• [Stored items from a collection]:
** BEGIN **

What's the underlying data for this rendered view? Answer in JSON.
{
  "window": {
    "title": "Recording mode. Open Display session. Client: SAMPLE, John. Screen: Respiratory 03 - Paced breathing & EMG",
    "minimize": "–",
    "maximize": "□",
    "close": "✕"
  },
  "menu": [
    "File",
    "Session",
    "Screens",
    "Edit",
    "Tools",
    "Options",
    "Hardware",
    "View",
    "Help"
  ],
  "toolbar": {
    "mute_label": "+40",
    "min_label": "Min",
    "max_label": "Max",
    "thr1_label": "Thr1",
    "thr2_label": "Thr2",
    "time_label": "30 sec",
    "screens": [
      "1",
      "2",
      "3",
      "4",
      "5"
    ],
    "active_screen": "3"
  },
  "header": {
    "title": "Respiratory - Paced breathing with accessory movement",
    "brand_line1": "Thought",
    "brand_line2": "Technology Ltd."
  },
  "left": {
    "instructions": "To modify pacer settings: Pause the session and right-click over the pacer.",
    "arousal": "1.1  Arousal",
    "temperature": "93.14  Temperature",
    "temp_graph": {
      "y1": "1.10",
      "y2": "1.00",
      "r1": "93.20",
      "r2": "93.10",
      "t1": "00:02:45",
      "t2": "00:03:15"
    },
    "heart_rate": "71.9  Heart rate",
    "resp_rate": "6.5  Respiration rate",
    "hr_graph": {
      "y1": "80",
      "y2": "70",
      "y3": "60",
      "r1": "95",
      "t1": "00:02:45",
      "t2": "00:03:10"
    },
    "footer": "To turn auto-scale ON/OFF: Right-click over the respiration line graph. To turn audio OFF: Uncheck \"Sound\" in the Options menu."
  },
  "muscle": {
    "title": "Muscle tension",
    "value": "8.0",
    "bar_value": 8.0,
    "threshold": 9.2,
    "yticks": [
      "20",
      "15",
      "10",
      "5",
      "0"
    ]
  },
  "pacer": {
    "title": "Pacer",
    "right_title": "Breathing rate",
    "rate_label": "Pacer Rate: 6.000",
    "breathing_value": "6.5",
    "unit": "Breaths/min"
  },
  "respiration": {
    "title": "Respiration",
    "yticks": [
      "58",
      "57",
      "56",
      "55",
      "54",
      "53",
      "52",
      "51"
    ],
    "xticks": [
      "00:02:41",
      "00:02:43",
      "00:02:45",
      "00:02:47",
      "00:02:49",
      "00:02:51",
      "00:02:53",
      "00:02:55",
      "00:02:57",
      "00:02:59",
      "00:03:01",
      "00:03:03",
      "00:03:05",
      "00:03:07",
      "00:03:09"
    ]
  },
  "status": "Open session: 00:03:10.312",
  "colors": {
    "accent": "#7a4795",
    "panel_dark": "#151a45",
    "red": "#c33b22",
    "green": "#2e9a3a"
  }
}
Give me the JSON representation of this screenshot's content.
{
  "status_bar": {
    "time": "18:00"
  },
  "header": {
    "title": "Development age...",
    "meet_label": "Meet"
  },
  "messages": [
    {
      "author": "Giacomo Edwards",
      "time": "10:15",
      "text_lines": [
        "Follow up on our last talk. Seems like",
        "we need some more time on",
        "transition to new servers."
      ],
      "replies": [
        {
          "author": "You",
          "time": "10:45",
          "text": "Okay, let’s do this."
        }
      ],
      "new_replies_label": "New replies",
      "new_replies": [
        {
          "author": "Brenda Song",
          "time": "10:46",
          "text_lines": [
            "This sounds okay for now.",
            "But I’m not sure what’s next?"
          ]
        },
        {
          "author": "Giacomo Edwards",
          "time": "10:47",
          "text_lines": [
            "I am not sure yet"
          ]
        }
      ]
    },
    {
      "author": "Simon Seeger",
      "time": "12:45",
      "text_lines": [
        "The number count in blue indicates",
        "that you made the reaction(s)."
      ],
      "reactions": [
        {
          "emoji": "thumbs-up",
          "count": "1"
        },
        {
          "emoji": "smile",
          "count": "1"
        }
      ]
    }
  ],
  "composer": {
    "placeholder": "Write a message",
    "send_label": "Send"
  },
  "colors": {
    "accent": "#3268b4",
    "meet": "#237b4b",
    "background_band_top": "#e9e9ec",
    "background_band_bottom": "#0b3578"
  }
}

** END **

• [Work required]:
Every entry should be output exactly as written, please.

• [The output]:
What's the underlying data for this rendered view? Answer in JSON.
{
  "window": {
    "title": "Recording mode. Open Display session. Client: SAMPLE, John. Screen: Respiratory 03 - Paced breathing & EMG",
    "minimize": "–",
    "maximize": "□",
    "close": "✕"
  },
  "menu": [
    "File",
    "Session",
    "Screens",
    "Edit",
    "Tools",
    "Options",
    "Hardware",
    "View",
    "Help"
  ],
  "toolbar": {
    "mute_label": "+40",
    "min_label": "Min",
    "max_label": "Max",
    "thr1_label": "Thr1",
    "thr2_label": "Thr2",
    "time_label": "30 sec",
    "screens": [
      "1",
      "2",
      "3",
      "4",
      "5"
    ],
    "active_screen": "3"
  },
  "header": {
    "title": "Respiratory - Paced breathing with accessory movement",
    "brand_line1": "Thought",
    "brand_line2": "Technology Ltd."
  },
  "left": {
    "instructions": "To modify pacer settings: Pause the session and right-click over the pacer.",
    "arousal": "1.1  Arousal",
    "temperature": "93.14  Temperature",
    "temp_graph": {
      "y1": "1.10",
      "y2": "1.00",
      "r1": "93.20",
      "r2": "93.10",
      "t1": "00:02:45",
      "t2": "00:03:15"
    },
    "heart_rate": "71.9  Heart rate",
    "resp_rate": "6.5  Respiration rate",
    "hr_graph": {
      "y1": "80",
      "y2": "70",
      "y3": "60",
      "r1": "95",
      "t1": "00:02:45",
      "t2": "00:03:10"
    },
    "footer": "To turn auto-scale ON/OFF: Right-click over the respiration line graph. To turn audio OFF: Uncheck \"Sound\" in the Options menu."
  },
  "muscle": {
    "title": "Muscle tension",
    "value": "8.0",
    "bar_value": 8.0,
    "threshold": 9.2,
    "yticks": [
      "20",
      "15",
      "10",
      "5",
      "0"
    ]
  },
  "pacer": {
    "title": "Pacer",
    "right_title": "Breathing rate",
    "rate_label": "Pacer Rate: 6.000",
    "breathing_value": "6.5",
    "unit": "Breaths/min"
  },
  "respiration": {
    "title": "Respiration",
    "yticks": [
      "58",
      "57",
      "56",
      "55",
      "54",
      "53",
      "52",
      "51"
    ],
    "xticks": [
      "00:02:41",
      "00:02:43",
      "00:02:45",
      "00:02:47",
      "00:02:49",
      "00:02:51",
      "00:02:53",
      "00:02:55",
      "00:02:57",
      "00:02:59",
      "00:03:01",
      "00:03:03",
      "00:03:05",
      "00:03:07",
      "00:03:09"
    ]
  },
  "status": "Open session: 00:03:10.312",
  "colors": {
    "accent": "#7a4795",
    "panel_dark": "#151a45",
    "red": "#c33b22",
    "green": "#2e9a3a"
  }
}
Give me the JSON representation of this screenshot's content.
{
  "status_bar": {
    "time": "18:00"
  },
  "header": {
    "title": "Development age...",
    "meet_label": "Meet"
  },
  "messages": [
    {
      "author": "Giacomo Edwards",
      "time": "10:15",
      "text_lines": [
        "Follow up on our last talk. Seems like",
        "we need some more time on",
        "transition to new servers."
      ],
      "replies": [
        {
          "author": "You",
          "time": "10:45",
          "text": "Okay, let’s do this."
        }
      ],
      "new_replies_label": "New replies",
      "new_replies": [
        {
          "author": "Brenda Song",
          "time": "10:46",
          "text_lines": [
            "This sounds okay for now.",
            "But I’m not sure what’s next?"
          ]
        },
        {
          "author": "Giacomo Edwards",
          "time": "10:47",
          "text_lines": [
            "I am not sure yet"
          ]
        }
      ]
    },
    {
      "author": "Simon Seeger",
      "time": "12:45",
      "text_lines": [
        "The number count in blue indicates",
        "that you made the reaction(s)."
      ],
      "reactions": [
        {
          "emoji": "thumbs-up",
          "count": "1"
        },
        {
          "emoji": "smile",
          "count": "1"
        }
      ]
    }
  ],
  "composer": {
    "placeholder": "Write a message",
    "send_label": "Send"
  },
  "colors": {
    "accent": "#3268b4",
    "meet": "#237b4b",
    "background_band_top": "#e9e9ec",
    "background_band_bottom": "#0b3578"
  }
}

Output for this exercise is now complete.